◆ 提示文章 ◆
解離の連続体仮説というものを考えた場合、一方には自己の多面的なあり方があり、他方には他者性を有する人格が複数存在するということになる。しかしこの他者性が最も問題にされなくてはならないのが、攻撃者の理解の問題であろう。もしこれを自分の一部と考えた場合に矛盾が生じる。なぜなら攻撃者のオリジンは外だからだ。それぞれを自分の一部とみなすかどうか。攻撃者が内在化されたらそれは他者性を帯びるのではないか。それはエナクトメントなのだろうか。ここは最重要問題だ。ということで原典への回帰。再びフェレンチの論文の金字塔である「言葉の混乱」を読んでみる。
改めて読み直して思ったのは、フェレンチ自身も新たな人格の形成について戸惑っているという姿である。そこには単なる人まねmimicryにとどまらないようなことが起き、そこに個別の人格が驚くべき速さで成立し、断片は原子(つまりはそれ自身が活動性を持った、という意味か?)となり、それらの間の関連性を見つけることが難しくなる、というフェレンチの当惑が表れている。フェレンチ自身がdとDのスペクトラムのはざまで間で混乱していたようである。
S.
Ferenczi. (1932) Confusion of Tongues Between the Adult and the Child -the
language of tenderness and of passion-International Journal of Psychoanalysis.
フェレンチは交代人格をその人として、つまり子ども人格を子どもとして扱うことを教えている。つまりはその子供の無意識に働きかけ、解釈を通そうなどと思うな、ということである。(日本語部分は森茂起先生他訳「精神分析への最後の貢献」フェレンツィ後期著作集 岩崎学術出版社、2007年による。)
We talk a good deal in
analysis of regressions into the infantile, but we do not really believe to
what great extent we are right; we talk a lot about the splitting of the
personality, but do not seem sufficiently to appreciate the depth of these
splits. If we keep up our cool, educational attitude even vis-a-vis an
opisthotonic patient, we tear to shreds the last thread that connects him to
us. The patient gone off into his trance is a child
indeed who no longer reacts to intellectual explanations, only perhaps to
maternal friendliness; without it he feels lonely and abandoned in his greatest
need, i.e. in the same unbearable situation which at one time led to a
splitting of his mind and eventually to his illness;(p.227)私たち分析家は、強直性発作を起こしている患者に対してもいつもの教育的で冷静な態度で接しますが、そうして患者とつながる最後の糸を断ち切ってしまいます。気を失っている患者は、トランス状態のなかでまさしく本当の子どもなのです。だから、知的な説明にはもはや反応しません。反応できるとすれば母親的な親愛の情が向けられたときだけで、これがなければ絶望的苦しみのなかに一人捨てられたと感じます。
そしてここで有名なフェレンチの「攻撃者との同一化」の提言がある。ただしこれを彼は攻撃者の取入れ、とむしろ言い換えている。

◆ 提供データ ◆
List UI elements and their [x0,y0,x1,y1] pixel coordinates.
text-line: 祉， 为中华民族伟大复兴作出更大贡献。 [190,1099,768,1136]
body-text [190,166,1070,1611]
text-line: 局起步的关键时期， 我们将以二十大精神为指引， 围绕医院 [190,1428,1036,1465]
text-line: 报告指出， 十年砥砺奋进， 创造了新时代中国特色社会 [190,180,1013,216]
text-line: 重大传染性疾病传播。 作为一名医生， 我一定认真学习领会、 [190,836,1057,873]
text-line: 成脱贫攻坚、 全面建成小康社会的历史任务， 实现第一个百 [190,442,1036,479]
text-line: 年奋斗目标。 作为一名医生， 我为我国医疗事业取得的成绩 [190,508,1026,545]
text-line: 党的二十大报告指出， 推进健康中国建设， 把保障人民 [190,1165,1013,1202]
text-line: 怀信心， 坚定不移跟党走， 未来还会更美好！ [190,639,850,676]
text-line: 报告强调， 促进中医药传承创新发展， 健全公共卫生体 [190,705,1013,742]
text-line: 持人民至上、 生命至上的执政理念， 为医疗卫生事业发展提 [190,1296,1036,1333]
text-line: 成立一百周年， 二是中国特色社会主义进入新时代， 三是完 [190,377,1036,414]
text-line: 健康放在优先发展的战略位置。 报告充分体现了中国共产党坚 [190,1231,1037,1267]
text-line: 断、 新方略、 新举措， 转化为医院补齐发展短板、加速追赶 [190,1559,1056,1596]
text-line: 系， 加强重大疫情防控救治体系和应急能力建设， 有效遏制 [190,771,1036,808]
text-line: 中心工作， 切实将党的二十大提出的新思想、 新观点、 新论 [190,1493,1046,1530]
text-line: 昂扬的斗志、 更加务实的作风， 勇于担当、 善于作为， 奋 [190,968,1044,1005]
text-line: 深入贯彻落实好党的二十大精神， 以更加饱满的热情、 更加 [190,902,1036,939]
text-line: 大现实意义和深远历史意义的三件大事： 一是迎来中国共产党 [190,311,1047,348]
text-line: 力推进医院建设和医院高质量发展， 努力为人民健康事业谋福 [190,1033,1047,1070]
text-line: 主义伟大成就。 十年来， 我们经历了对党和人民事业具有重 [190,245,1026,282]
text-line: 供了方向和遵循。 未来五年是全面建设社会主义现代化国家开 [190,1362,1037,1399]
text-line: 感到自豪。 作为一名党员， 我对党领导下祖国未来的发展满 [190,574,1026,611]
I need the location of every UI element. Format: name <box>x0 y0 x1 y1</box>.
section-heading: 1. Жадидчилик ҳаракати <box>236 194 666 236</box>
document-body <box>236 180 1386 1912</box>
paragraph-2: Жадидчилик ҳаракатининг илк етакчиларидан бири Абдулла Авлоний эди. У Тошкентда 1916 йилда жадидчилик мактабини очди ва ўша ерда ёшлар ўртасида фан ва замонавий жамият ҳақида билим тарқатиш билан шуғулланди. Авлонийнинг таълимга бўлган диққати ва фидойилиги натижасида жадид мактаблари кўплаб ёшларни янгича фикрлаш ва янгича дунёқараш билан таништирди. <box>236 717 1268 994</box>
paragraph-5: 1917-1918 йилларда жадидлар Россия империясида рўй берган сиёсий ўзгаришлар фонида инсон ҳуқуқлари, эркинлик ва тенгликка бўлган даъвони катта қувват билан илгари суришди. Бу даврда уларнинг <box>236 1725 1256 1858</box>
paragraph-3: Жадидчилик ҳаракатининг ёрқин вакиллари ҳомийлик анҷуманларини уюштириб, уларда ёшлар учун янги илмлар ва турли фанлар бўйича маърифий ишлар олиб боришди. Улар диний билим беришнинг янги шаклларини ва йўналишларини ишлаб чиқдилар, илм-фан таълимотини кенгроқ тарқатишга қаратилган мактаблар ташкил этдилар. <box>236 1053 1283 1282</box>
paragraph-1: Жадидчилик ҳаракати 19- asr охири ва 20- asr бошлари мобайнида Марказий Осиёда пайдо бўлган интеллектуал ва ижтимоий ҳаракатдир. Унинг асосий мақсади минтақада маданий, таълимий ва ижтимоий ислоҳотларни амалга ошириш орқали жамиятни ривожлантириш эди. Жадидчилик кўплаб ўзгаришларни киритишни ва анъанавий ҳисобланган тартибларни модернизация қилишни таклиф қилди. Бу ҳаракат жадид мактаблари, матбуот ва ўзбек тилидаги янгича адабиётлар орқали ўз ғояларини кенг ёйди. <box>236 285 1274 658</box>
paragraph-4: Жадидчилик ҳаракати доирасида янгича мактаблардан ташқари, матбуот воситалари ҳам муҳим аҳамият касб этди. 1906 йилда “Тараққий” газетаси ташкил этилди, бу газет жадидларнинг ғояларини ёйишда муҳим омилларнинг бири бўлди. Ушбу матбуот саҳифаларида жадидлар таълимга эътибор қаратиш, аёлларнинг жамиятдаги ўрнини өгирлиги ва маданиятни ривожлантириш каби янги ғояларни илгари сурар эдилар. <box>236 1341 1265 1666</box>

◆ 問題と課題 ◆
[A] 提示文章から「解離の連続体仮説というものを」から「出版社、2007年による。)」までの部分を、両端を含めて一字一句そのまま書き写してください。
[B] 提示文章について、次の問いに答えよ。
(i) 筆者が原典に戻って読み直すフェレンチの論文は何か。
(ii) 日本語部分の訳文はどの出版社から何年に出たものか。
(iii) フェレンチは「攻撃者との同一化」を何と言い換えているか。

◆ 解答一覧 ◆
[A]
解離の連続体仮説というものを考えた場合、一方には自己の多面的なあり方があり、他方には他者性を有する人格が複数存在するということになる。しかしこの他者性が最も問題にされなくてはならないのが、攻撃者の理解の問題であろう。もしこれを自分の一部と考えた場合に矛盾が生じる。なぜなら攻撃者のオリジンは外だからだ。それぞれを自分の一部とみなすかどうか。攻撃者が内在化されたらそれは他者性を帯びるのではないか。それはエナクトメントなのだろうか。ここは最重要問題だ。ということで原典への回帰。再びフェレンチの論文の金字塔である「言葉の混乱」を読んでみる。
改めて読み直して思ったのは、フェレンチ自身も新たな人格の形成について戸惑っているという姿である。そこには単なる人まねmimicryにとどまらないようなことが起き、そこに個別の人格が驚くべき速さで成立し、断片は原子(つまりはそれ自身が活動性を持った、という意味か?)となり、それらの間の関連性を見つけることが難しくなる、というフェレンチの当惑が表れている。フェレンチ自身がdとDのスペクトラムのはざまで間で混乱していたようである。
S.
Ferenczi. (1932) Confusion of Tongues Between the Adult and the Child -the
language of tenderness and of passion-International Journal of Psychoanalysis.
フェレンチは交代人格をその人として、つまり子ども人格を子どもとして扱うことを教えている。つまりはその子供の無意識に働きかけ、解釈を通そうなどと思うな、ということである。(日本語部分は森茂起先生他訳「精神分析への最後の貢献」フェレンツィ後期著作集 岩崎学術出版社、2007年による。)

[B]
(i) 「言葉の混乱」
(ii) 岩崎学術出版社、2007年
(iii) 攻撃者の取入れ